━━━━━ Exercise inputs ━━━━━

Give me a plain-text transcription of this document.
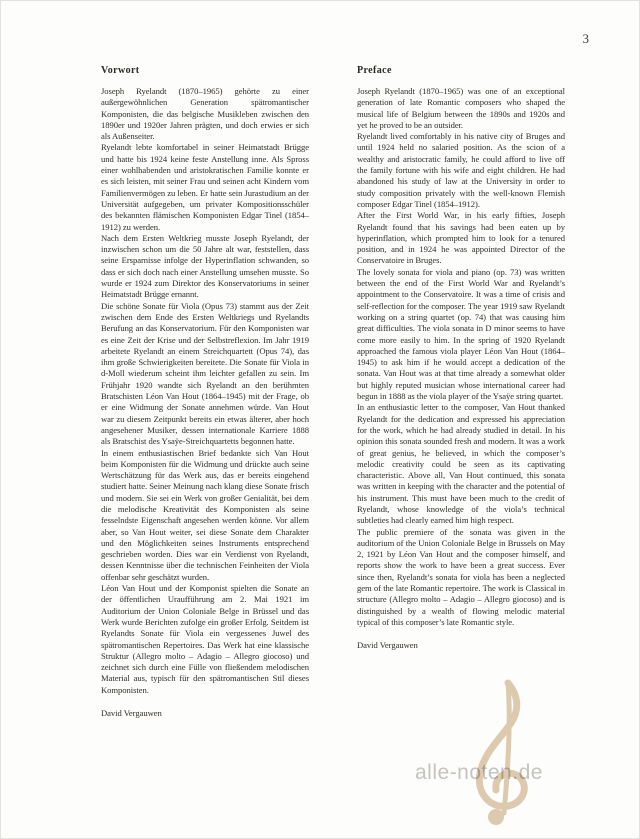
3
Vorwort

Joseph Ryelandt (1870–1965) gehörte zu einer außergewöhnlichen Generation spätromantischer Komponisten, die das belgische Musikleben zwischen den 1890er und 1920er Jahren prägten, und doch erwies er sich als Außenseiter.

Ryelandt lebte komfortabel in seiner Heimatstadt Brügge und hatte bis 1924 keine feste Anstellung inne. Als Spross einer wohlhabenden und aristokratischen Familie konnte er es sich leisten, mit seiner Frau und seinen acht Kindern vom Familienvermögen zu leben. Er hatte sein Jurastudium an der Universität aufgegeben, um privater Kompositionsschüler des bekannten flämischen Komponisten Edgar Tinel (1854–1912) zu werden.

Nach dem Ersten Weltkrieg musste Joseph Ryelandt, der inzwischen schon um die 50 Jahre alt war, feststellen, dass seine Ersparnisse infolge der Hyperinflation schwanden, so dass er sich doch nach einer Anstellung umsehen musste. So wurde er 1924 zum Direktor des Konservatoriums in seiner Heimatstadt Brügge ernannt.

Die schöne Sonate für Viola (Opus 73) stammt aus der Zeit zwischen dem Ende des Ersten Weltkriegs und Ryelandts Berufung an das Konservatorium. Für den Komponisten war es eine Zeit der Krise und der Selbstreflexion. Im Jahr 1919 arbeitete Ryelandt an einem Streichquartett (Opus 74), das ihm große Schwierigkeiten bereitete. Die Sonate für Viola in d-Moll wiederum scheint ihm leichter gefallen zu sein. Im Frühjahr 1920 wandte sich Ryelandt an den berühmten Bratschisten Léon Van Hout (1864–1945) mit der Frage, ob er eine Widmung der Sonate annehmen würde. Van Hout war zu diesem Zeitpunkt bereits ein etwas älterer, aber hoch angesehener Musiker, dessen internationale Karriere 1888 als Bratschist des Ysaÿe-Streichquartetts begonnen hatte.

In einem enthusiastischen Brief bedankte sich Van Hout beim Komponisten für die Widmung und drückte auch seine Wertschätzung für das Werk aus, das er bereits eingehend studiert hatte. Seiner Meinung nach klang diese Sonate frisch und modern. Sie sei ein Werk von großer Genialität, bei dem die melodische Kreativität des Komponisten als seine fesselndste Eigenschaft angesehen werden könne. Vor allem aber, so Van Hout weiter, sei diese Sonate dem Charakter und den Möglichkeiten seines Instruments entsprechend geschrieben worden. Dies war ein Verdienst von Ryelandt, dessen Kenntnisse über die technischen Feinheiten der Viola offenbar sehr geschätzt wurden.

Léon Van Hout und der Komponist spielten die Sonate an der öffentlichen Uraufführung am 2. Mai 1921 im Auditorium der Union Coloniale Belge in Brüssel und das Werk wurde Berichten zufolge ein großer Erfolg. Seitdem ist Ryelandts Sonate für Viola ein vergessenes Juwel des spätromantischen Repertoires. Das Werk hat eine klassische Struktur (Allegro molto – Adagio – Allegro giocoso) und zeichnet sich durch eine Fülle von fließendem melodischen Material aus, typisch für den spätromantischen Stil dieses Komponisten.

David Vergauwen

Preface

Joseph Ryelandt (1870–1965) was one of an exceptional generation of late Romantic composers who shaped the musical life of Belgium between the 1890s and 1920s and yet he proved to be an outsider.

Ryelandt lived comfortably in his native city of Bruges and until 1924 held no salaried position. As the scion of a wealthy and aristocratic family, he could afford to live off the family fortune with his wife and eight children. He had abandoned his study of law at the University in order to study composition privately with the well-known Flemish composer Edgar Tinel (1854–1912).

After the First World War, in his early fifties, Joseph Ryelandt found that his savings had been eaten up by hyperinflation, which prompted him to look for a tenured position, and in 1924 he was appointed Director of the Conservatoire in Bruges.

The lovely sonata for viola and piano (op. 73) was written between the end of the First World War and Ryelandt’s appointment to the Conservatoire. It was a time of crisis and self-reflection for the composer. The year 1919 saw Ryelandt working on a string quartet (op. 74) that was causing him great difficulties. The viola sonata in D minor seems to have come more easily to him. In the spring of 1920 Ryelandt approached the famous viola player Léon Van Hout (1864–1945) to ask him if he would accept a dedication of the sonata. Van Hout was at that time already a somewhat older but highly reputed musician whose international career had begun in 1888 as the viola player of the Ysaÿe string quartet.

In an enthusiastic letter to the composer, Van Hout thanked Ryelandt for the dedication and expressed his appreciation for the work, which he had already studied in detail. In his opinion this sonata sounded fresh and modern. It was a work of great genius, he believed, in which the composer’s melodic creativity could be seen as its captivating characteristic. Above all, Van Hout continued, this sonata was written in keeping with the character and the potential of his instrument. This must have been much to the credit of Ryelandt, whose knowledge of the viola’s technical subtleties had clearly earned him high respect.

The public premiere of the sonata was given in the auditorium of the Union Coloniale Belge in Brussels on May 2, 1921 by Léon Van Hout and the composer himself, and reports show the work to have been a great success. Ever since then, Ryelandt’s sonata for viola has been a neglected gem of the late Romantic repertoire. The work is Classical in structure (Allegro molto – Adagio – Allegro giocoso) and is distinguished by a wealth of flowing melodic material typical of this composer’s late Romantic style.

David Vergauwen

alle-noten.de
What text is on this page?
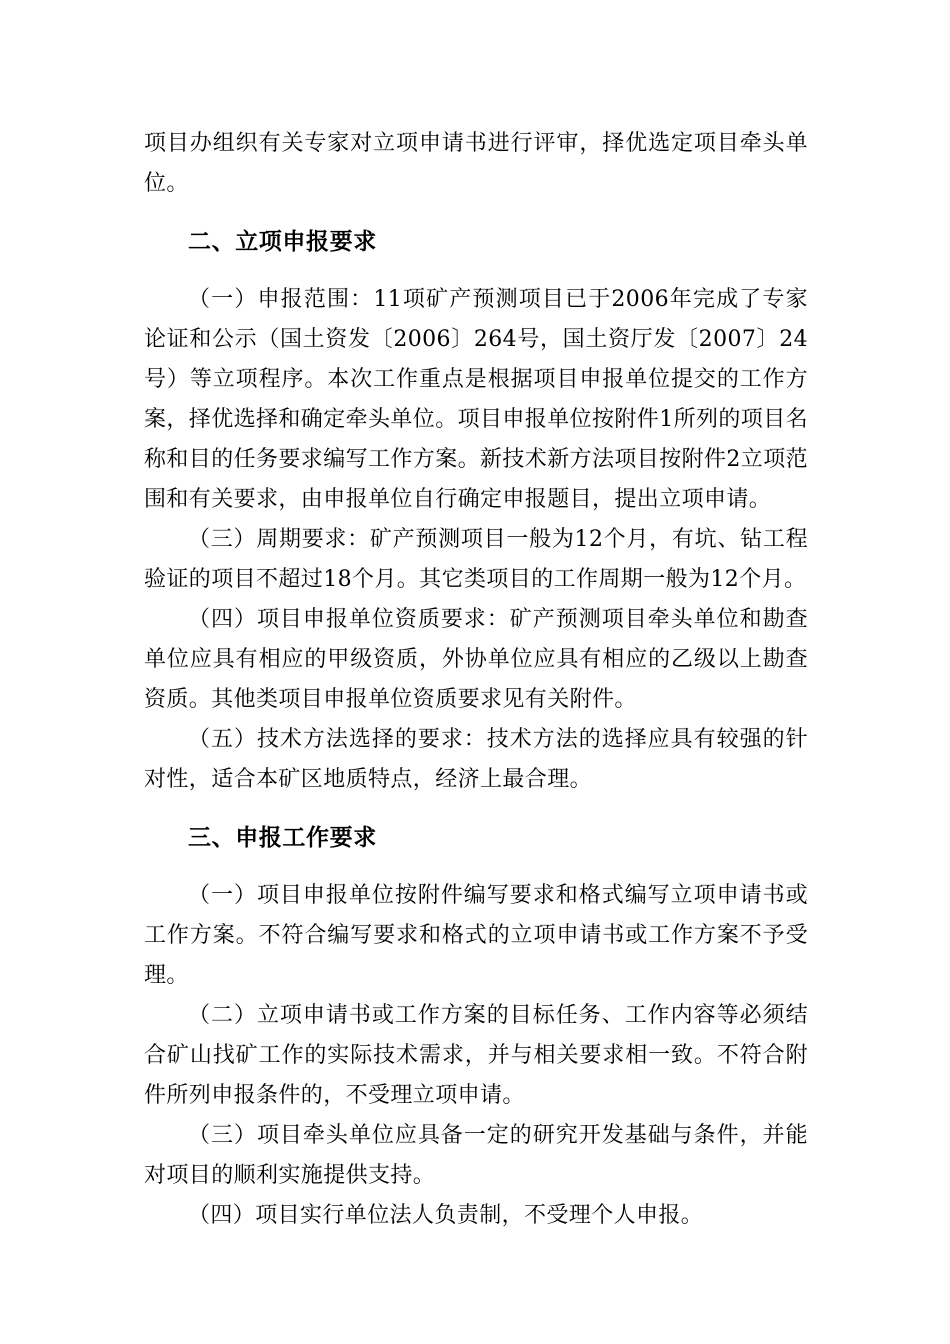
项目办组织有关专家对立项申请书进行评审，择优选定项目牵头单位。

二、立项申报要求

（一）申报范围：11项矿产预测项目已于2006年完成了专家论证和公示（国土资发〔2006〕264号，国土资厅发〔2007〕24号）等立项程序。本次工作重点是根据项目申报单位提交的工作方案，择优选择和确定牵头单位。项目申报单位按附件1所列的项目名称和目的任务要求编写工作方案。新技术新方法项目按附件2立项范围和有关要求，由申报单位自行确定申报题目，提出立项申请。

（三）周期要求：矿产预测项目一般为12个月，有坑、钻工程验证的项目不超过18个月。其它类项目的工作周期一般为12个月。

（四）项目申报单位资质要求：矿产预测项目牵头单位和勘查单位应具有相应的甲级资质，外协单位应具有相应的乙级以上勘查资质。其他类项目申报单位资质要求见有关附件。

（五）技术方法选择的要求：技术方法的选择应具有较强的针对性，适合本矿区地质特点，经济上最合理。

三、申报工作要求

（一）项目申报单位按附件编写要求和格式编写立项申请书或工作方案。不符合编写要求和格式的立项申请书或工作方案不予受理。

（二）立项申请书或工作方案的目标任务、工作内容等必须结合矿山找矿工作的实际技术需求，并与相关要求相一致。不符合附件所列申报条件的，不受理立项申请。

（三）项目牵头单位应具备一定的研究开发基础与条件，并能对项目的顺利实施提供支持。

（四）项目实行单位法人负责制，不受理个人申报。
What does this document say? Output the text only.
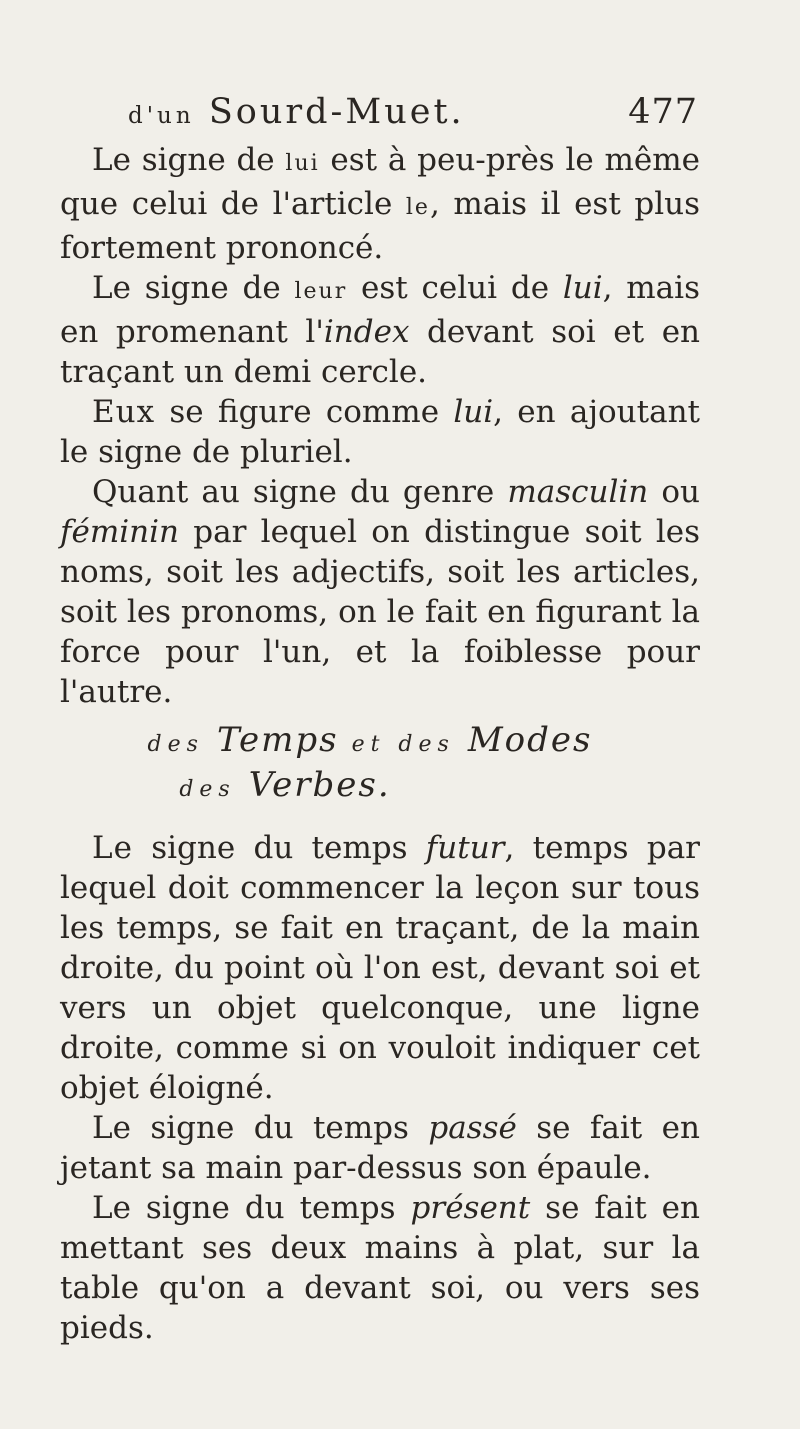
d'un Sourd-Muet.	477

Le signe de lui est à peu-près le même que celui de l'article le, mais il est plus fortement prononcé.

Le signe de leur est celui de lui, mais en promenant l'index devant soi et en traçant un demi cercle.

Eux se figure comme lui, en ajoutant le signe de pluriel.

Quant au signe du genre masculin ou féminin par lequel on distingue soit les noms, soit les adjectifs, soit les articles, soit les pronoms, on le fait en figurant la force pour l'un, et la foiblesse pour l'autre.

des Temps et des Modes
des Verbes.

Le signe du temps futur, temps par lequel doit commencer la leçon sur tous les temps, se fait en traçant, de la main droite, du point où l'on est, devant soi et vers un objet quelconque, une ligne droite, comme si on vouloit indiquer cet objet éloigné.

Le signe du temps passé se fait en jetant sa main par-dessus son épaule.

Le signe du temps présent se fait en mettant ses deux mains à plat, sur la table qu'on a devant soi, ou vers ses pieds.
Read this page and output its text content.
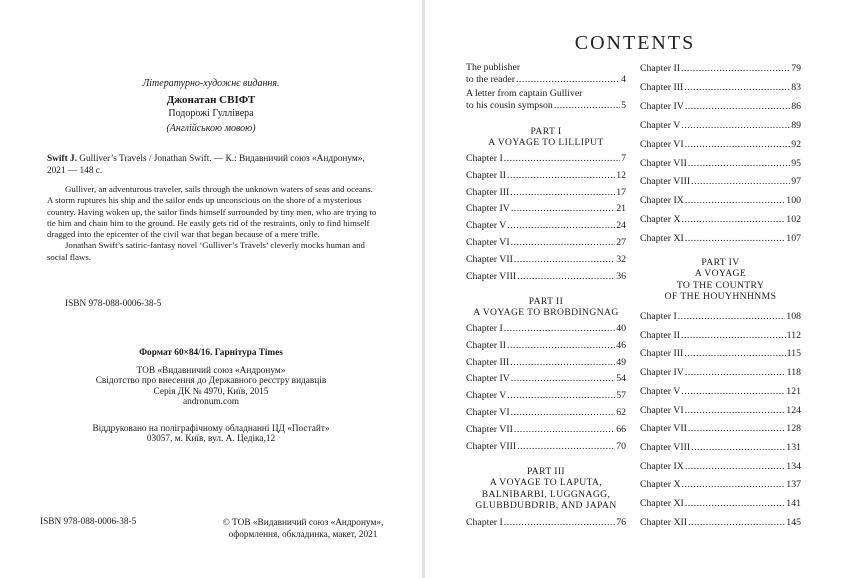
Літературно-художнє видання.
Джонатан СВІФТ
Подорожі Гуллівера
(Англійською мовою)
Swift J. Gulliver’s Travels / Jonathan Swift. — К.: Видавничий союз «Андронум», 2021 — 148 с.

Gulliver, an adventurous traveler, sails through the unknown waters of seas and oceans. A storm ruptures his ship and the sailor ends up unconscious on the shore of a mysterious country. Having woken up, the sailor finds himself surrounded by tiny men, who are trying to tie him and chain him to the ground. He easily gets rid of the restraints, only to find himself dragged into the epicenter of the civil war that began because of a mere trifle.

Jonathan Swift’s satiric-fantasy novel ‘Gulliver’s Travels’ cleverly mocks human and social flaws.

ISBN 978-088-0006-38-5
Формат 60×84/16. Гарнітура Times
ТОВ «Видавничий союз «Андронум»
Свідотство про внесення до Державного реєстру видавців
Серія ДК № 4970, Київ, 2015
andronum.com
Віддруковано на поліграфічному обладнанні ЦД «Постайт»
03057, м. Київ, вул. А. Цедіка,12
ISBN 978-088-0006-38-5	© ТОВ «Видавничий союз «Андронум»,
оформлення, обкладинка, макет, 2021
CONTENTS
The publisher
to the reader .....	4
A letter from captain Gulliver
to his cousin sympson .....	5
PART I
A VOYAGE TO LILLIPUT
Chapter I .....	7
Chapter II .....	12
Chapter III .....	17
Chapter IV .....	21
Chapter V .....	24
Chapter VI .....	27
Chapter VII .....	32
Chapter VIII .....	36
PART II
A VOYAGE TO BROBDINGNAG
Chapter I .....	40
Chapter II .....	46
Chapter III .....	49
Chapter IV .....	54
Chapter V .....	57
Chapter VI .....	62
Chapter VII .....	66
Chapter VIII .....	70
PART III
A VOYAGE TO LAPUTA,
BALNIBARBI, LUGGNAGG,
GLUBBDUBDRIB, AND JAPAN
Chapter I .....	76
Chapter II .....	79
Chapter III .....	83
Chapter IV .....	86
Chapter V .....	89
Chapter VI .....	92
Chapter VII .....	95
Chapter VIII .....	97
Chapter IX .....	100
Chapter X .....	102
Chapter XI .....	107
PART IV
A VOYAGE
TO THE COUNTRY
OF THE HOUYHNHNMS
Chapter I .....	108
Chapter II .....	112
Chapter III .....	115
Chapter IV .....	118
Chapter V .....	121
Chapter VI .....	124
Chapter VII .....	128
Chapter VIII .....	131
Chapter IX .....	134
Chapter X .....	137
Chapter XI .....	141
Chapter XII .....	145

━━━━━

* **What the task requires**:
Determine how many lines contain the word "celui" and reply with that number alone.

* **Full solution**:
2